Exercise task → Only a number is wanted: how many lines in these records contain the word "name"?

Material for this task →
------------------------------------------------------------

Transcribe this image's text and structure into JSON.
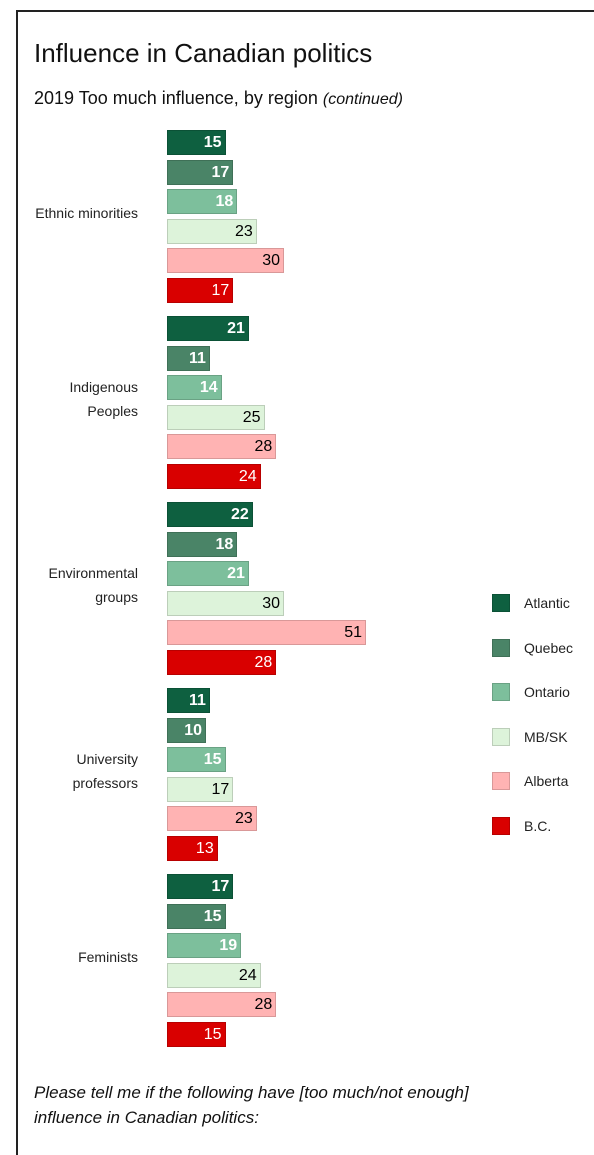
{
  "chart_data": {
    "type": "bar",
    "orientation": "horizontal",
    "title": "Influence in Canadian politics",
    "subtitle": "2019 Too much influence, by region",
    "subtitle_note": "(continued)",
    "categories": [
      "Ethnic minorities",
      "Indigenous\nPeoples",
      "Environmental\ngroups",
      "University\nprofessors",
      "Feminists"
    ],
    "series": [
      {
        "name": "Atlantic",
        "color": "#0e6040",
        "label_color": "#ffffff",
        "values": [
          15,
          21,
          22,
          11,
          17
        ]
      },
      {
        "name": "Quebec",
        "color": "#4a8467",
        "label_color": "#ffffff",
        "values": [
          17,
          11,
          18,
          10,
          15
        ]
      },
      {
        "name": "Ontario",
        "color": "#7dbf9c",
        "label_color": "#ffffff",
        "values": [
          18,
          14,
          21,
          15,
          19
        ]
      },
      {
        "name": "MB/SK",
        "color": "#ddf3da",
        "label_color": "#000000",
        "values": [
          23,
          25,
          30,
          17,
          24
        ]
      },
      {
        "name": "Alberta",
        "color": "#ffb3b3",
        "label_color": "#000000",
        "values": [
          30,
          28,
          51,
          23,
          28
        ]
      },
      {
        "name": "B.C.",
        "color": "#d90000",
        "label_color": "#ffffff",
        "values": [
          17,
          24,
          28,
          13,
          15
        ]
      }
    ],
    "legend": "right",
    "footnote": "Please tell me if the following have [too much/not enough]\ninfluence in Canadian politics:"
  }
}
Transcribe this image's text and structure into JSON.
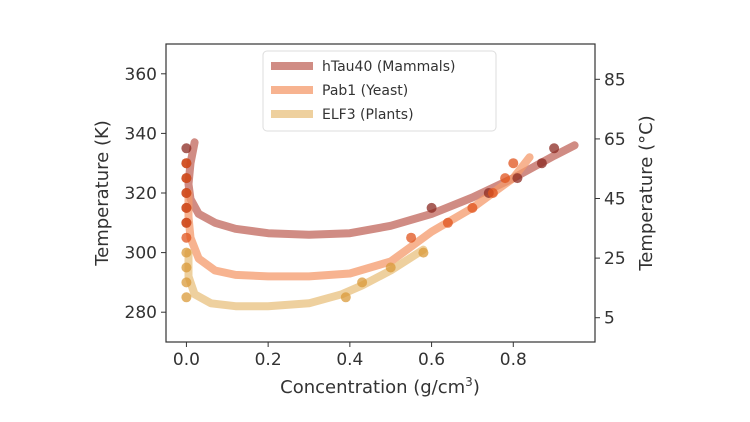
{
  "chart_data": {
    "type": "scatter",
    "xlabel": "Concentration (g/cm",
    "xlabel_sup": "3",
    "xlabel_end": ")",
    "ylabel": "Temperature (K)",
    "ylabel_right": "Temperature (°C)",
    "xlim": [
      -0.05,
      1.0
    ],
    "ylim": [
      270,
      370
    ],
    "xticks": [
      0.0,
      0.2,
      0.4,
      0.6,
      0.8
    ],
    "xtick_labels": [
      "0.0",
      "0.2",
      "0.4",
      "0.6",
      "0.8"
    ],
    "yticks": [
      280,
      300,
      320,
      340,
      360
    ],
    "ytick_labels": [
      "280",
      "300",
      "320",
      "340",
      "360"
    ],
    "yticks_right_K": [
      278.15,
      298.15,
      318.15,
      338.15,
      358.15
    ],
    "ytick_right_labels": [
      "5",
      "25",
      "45",
      "65",
      "85"
    ],
    "legend_position": "top-center",
    "series": [
      {
        "name": "hTau40 (Mammals)",
        "color": "#c0655b",
        "point_color": "#8b2a22",
        "curve": [
          [
            0.02,
            337
          ],
          [
            0.01,
            330
          ],
          [
            0.005,
            323
          ],
          [
            0.01,
            318
          ],
          [
            0.03,
            313
          ],
          [
            0.07,
            310
          ],
          [
            0.12,
            308
          ],
          [
            0.2,
            306.5
          ],
          [
            0.3,
            306
          ],
          [
            0.4,
            306.5
          ],
          [
            0.5,
            309
          ],
          [
            0.6,
            313
          ],
          [
            0.7,
            318.5
          ],
          [
            0.8,
            325
          ],
          [
            0.9,
            332.5
          ],
          [
            0.95,
            336
          ]
        ],
        "points": [
          [
            0.0,
            335
          ],
          [
            0.0,
            330
          ],
          [
            0.0,
            325
          ],
          [
            0.0,
            320
          ],
          [
            0.0,
            315
          ],
          [
            0.0,
            310
          ],
          [
            0.6,
            315
          ],
          [
            0.74,
            320
          ],
          [
            0.81,
            325
          ],
          [
            0.87,
            330
          ],
          [
            0.9,
            335
          ]
        ]
      },
      {
        "name": "Pab1 (Yeast)",
        "color": "#f49a6b",
        "point_color": "#e0531c",
        "curve": [
          [
            0.005,
            320
          ],
          [
            0.005,
            312
          ],
          [
            0.01,
            305
          ],
          [
            0.03,
            298
          ],
          [
            0.07,
            294
          ],
          [
            0.12,
            292.5
          ],
          [
            0.2,
            292
          ],
          [
            0.3,
            292
          ],
          [
            0.4,
            293
          ],
          [
            0.5,
            297
          ],
          [
            0.56,
            303
          ],
          [
            0.6,
            307
          ],
          [
            0.7,
            315
          ],
          [
            0.8,
            325
          ],
          [
            0.84,
            332
          ]
        ],
        "points": [
          [
            0.0,
            330
          ],
          [
            0.0,
            325
          ],
          [
            0.0,
            320
          ],
          [
            0.0,
            315
          ],
          [
            0.0,
            310
          ],
          [
            0.0,
            305
          ],
          [
            0.55,
            305
          ],
          [
            0.64,
            310
          ],
          [
            0.7,
            315
          ],
          [
            0.75,
            320
          ],
          [
            0.78,
            325
          ],
          [
            0.8,
            330
          ]
        ]
      },
      {
        "name": "ELF3 (Plants)",
        "color": "#e8c07e",
        "point_color": "#d99a38",
        "curve": [
          [
            0.005,
            300
          ],
          [
            0.005,
            292
          ],
          [
            0.02,
            286
          ],
          [
            0.06,
            283
          ],
          [
            0.12,
            282
          ],
          [
            0.2,
            282
          ],
          [
            0.3,
            283
          ],
          [
            0.38,
            286
          ],
          [
            0.43,
            289
          ],
          [
            0.5,
            294
          ],
          [
            0.58,
            301
          ]
        ],
        "points": [
          [
            0.0,
            300
          ],
          [
            0.0,
            295
          ],
          [
            0.0,
            290
          ],
          [
            0.0,
            285
          ],
          [
            0.39,
            285
          ],
          [
            0.43,
            290
          ],
          [
            0.5,
            295
          ],
          [
            0.58,
            300
          ]
        ]
      }
    ]
  }
}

------------------------------------------------------------

Task result → 9